▶ **PAGE TEXT**

════════════════

Quick question. I want to learn how to control a duty cycle with an analogue value that I convert to a digital one via ADC module.
In my case I'm trying to set the duty cycle of a PWM signal for a DC motor with the value converted by the ADC. I will be using a potentiometer to modify the value.

The duty cycle of my motor is a 10 bit value: CCPR1L and CCP1CON(5:4).
The value of the ADC is a 10 bit value: ADRESH and ADRESL(I will be using left-justified mode so I can get a 10 bit resolution)

I have searched some examples and to my understanding is I have to read the digital value converted by the ADC(which is CCPR1L and CCP1CON registers) and feed it to the duty cycle(ADRESH+ADRESL).

Now I'm guessing that I have to read the value from (ADRESH+ADRESL) convert it to binary then feed it to (CCPR1L and CCP1CON(5:4)). Since for the duty cycle I need only bits 5:4 of CCP1CON, how can I do to not change the others bits when I pass my desired value?

I can get the result of the ADC like this with the function: ReadADC(); provided by the compiler
Code:
ADCResult = ReadADC(); // Read the converted value
result = (ADCResult*5.0)/1024;
But then how can I store this result in the duty cycle registers?: CCPR1L and CCP1CON(5:4)
 
Last edited:
If you're using XC8 you can just use the ADRES keyword to read your 10bit result without the need to do any bit shifting. You can access CCP1CON(5:4) bits directly using CCP1CONbits.DC1B so you could possibly do something like this..

int x = ADRES; // Your 10bit ADC Result
CCPR1L = x >> 2;
CCP1CONbits.DC1B = x & 0x03;

I cant test this out where I'm at though... Hope it helps
 
Thanks. I got the value from the ADC and did what you told me to get the 8MSB's and 2LSB's and loaded them accordingly to get the PWM duty cycle.
However when I try to simulate in proteus the motor runs full speed no matter what the position of the potentiometer on the ADC is.

════════════════

▶ **SOURCE MATERIAL**
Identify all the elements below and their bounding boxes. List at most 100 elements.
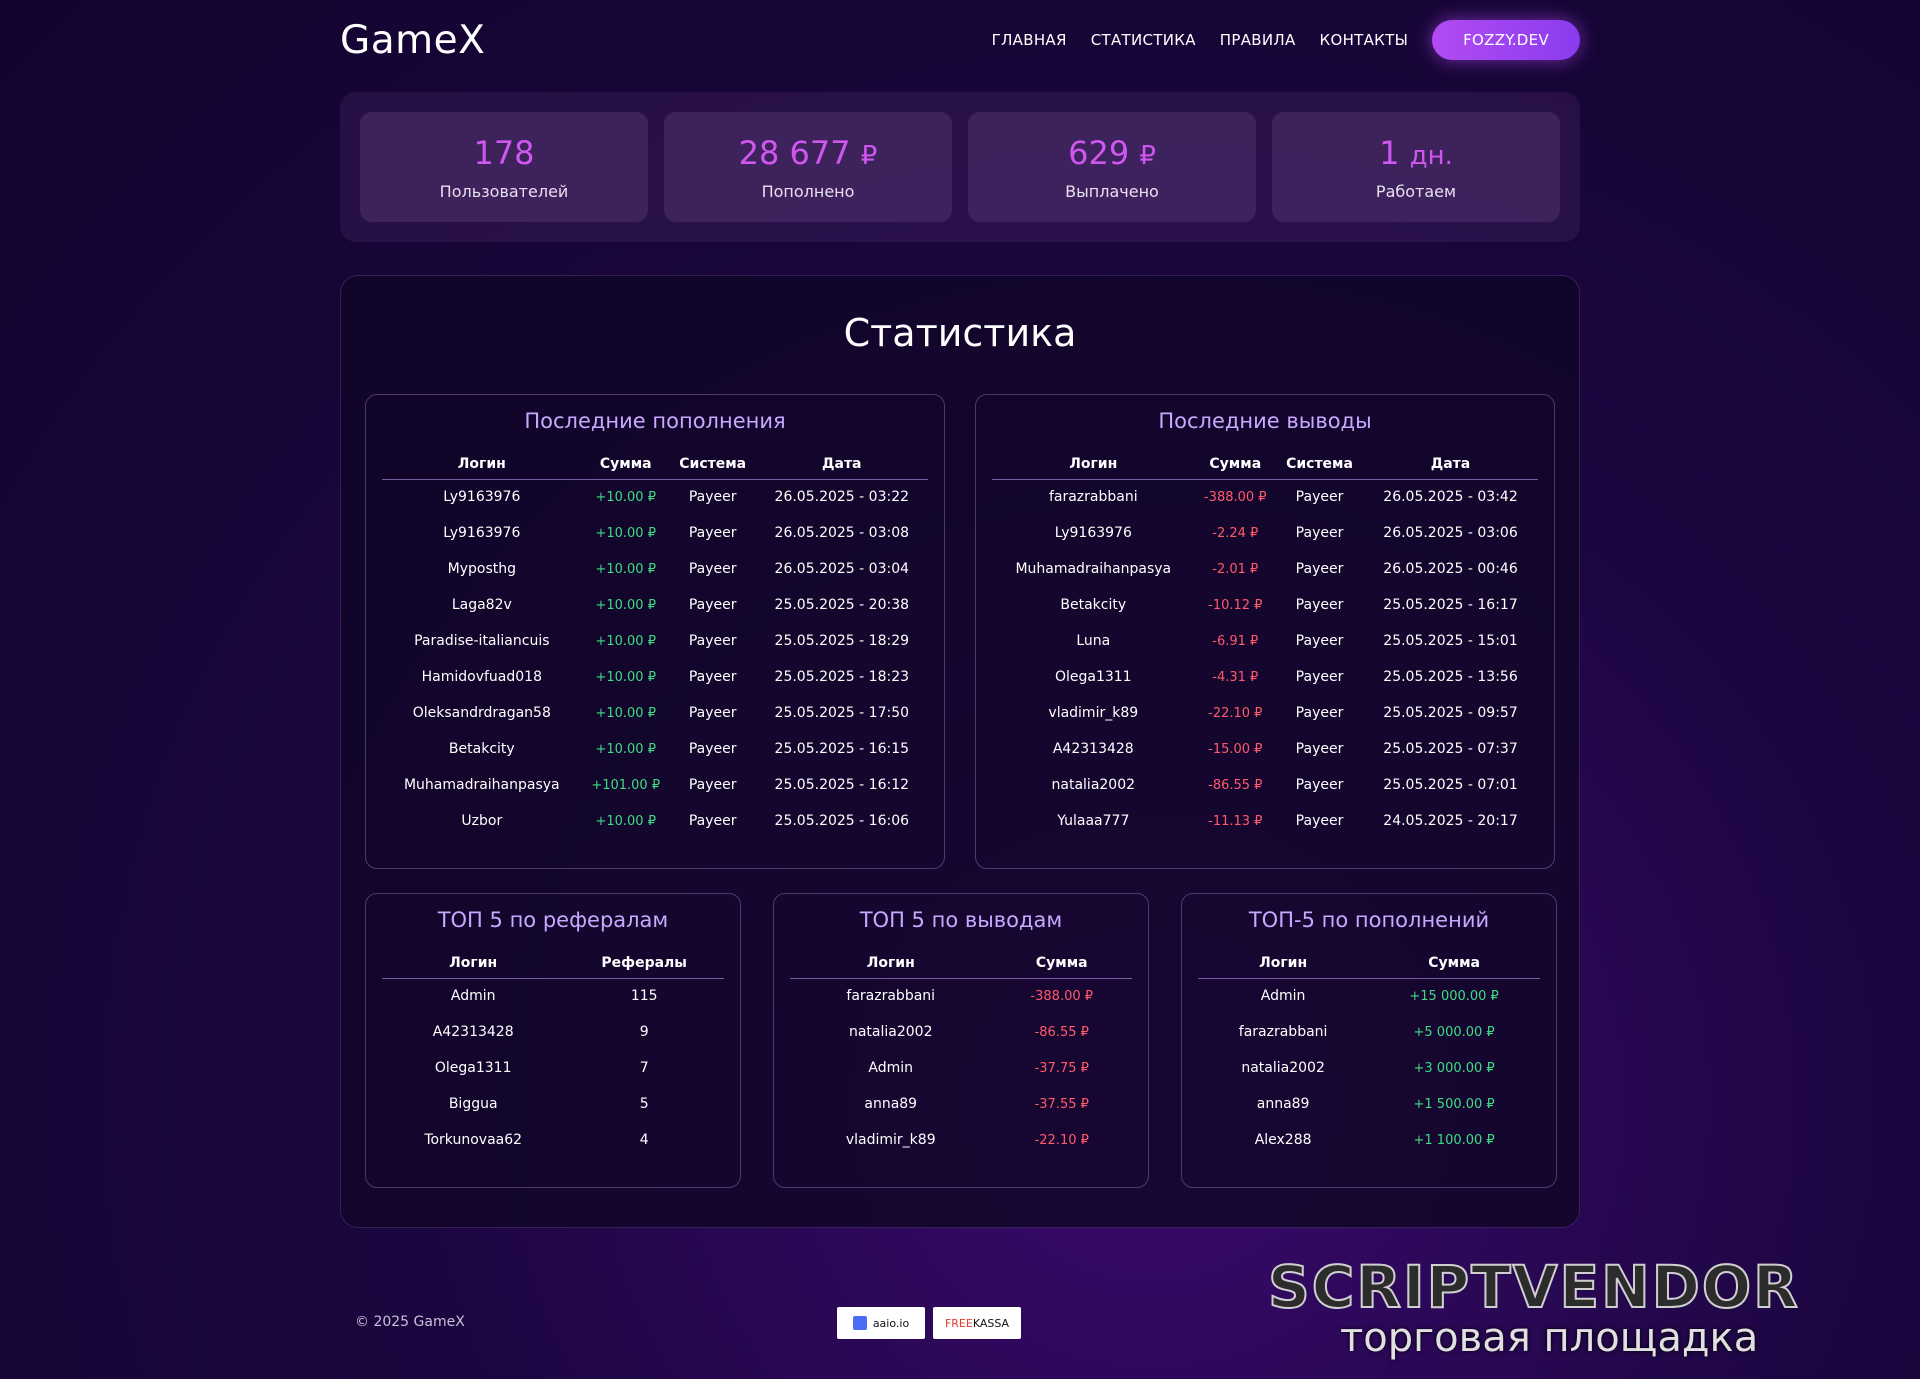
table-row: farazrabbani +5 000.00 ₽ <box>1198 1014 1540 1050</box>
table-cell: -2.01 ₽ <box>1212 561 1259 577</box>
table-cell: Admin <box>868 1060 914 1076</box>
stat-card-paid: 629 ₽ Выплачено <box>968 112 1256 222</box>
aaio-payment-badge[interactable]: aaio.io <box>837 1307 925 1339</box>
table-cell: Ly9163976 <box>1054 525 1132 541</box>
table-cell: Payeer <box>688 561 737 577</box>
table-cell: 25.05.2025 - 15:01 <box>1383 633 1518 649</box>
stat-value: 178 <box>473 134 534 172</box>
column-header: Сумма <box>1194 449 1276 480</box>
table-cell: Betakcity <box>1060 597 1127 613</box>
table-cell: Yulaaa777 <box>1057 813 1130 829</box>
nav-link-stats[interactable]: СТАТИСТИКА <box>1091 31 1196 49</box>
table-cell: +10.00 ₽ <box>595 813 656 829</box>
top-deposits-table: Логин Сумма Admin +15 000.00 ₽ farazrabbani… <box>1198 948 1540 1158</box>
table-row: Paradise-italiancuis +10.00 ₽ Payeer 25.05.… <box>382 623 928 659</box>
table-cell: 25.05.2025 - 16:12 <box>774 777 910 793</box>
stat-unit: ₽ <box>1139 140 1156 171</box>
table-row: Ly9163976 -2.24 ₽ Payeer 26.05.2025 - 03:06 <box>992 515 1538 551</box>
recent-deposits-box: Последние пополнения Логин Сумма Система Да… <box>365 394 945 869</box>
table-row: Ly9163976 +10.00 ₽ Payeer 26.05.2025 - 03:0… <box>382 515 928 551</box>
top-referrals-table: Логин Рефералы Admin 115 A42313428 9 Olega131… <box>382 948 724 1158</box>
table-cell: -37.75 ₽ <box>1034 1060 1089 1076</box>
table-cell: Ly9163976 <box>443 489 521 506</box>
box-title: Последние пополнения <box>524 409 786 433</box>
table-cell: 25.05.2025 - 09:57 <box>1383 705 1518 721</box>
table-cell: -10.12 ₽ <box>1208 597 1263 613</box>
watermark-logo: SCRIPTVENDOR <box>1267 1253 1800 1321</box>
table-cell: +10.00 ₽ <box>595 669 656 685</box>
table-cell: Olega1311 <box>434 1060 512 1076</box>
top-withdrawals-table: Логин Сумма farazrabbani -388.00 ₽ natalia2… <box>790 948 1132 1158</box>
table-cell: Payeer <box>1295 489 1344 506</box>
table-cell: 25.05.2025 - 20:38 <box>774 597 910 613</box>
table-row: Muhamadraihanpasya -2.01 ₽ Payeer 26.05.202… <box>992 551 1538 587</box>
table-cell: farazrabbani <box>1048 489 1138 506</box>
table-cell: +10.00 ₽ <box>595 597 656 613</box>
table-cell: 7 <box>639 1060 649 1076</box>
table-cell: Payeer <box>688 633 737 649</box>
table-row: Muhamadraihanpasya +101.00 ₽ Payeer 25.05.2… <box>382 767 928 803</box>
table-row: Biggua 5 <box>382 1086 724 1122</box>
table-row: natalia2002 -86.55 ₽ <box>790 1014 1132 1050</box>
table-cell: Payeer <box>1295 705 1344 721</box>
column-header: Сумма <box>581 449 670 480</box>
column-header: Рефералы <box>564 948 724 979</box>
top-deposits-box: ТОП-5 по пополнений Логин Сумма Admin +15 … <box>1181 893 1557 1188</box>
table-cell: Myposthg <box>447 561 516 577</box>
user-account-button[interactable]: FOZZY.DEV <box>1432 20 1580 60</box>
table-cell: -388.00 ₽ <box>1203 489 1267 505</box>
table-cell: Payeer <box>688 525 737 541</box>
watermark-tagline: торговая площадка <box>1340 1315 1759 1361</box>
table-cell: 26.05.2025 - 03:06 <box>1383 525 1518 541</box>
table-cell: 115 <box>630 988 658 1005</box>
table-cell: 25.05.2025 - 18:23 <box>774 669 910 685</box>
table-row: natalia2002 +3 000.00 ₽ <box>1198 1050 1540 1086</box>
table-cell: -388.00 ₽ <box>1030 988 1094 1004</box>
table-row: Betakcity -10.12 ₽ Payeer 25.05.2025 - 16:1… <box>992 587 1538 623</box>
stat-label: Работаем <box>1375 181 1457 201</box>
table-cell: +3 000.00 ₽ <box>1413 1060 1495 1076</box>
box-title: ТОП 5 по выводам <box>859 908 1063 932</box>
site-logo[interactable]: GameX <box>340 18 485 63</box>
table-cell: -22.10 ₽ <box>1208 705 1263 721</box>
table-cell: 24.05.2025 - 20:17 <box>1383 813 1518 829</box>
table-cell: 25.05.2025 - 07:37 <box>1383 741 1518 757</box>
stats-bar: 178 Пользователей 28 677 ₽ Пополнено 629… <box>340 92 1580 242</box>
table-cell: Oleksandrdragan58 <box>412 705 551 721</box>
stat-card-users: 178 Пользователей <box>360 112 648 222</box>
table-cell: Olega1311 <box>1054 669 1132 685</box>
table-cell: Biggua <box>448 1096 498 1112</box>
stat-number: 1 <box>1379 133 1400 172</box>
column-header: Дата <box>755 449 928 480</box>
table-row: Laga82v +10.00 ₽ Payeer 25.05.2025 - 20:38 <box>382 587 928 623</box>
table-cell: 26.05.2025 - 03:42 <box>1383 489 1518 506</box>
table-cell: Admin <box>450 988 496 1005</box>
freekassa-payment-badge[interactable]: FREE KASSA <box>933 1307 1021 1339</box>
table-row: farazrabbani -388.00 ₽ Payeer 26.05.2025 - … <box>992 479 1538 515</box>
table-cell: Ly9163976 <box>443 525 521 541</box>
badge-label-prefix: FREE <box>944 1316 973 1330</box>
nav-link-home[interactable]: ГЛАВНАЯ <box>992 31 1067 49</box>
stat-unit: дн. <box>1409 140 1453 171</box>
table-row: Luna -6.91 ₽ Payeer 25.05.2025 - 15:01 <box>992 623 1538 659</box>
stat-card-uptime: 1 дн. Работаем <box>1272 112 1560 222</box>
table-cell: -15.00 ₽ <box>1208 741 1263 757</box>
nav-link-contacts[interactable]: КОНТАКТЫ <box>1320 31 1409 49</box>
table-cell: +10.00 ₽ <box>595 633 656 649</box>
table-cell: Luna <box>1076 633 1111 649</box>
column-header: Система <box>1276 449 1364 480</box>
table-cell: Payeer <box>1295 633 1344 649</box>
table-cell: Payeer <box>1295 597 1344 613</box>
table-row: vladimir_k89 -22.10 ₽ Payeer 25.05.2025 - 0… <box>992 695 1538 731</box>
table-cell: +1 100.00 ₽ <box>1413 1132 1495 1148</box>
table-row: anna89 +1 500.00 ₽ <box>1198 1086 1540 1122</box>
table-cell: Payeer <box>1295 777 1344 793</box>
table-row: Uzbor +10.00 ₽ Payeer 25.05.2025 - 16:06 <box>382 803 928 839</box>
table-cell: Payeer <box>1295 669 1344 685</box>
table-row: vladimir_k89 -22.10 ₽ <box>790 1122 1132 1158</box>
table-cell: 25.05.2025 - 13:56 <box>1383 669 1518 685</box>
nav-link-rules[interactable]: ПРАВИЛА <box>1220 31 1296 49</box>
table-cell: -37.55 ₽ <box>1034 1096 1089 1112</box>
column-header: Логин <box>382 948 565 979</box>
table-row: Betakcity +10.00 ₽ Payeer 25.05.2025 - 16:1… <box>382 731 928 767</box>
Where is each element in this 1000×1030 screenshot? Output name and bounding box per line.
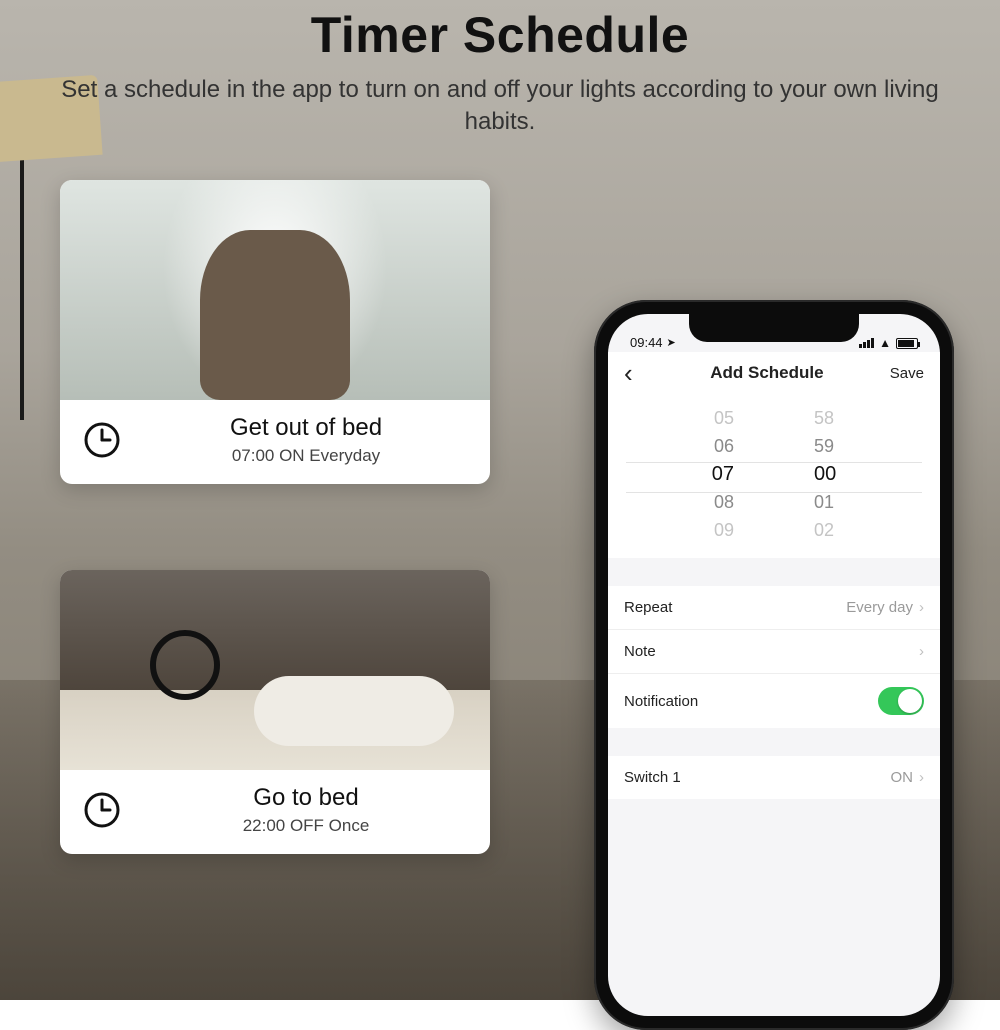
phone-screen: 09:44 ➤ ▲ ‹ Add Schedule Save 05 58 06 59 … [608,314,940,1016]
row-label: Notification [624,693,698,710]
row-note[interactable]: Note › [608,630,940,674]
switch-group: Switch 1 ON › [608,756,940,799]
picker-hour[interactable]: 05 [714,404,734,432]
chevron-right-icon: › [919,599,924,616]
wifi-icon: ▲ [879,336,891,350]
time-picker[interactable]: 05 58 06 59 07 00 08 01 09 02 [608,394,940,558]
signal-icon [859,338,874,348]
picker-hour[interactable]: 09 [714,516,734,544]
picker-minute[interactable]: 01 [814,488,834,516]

════════════════

▶ **WORK TO COMPLETE**
A – According to the forum thread, what keyword can an XC8 user use to read the 10-bit ADC result without any bit shifting?
B – Reproduce the rows starting at the one containing "phone-screen: 09:44 ➤" and ending at the one containing "wifi-icon: ▲ [879,336,891,350]", including both.
The forum thread and the rows are unrelated material.

▶ **EXERCISE RESULTS**
A – The ADRES keyword.

B –
phone-screen: 09:44 ➤ ▲ ‹ Add Schedule Save 05 58 06 59 … [608,314,940,1016]
row-label: Notification [624,693,698,710]
row-note[interactable]: Note › [608,630,940,674]
switch-group: Switch 1 ON › [608,756,940,799]
picker-hour[interactable]: 05 [714,404,734,432]
chevron-right-icon: › [919,599,924,616]
wifi-icon: ▲ [879,336,891,350]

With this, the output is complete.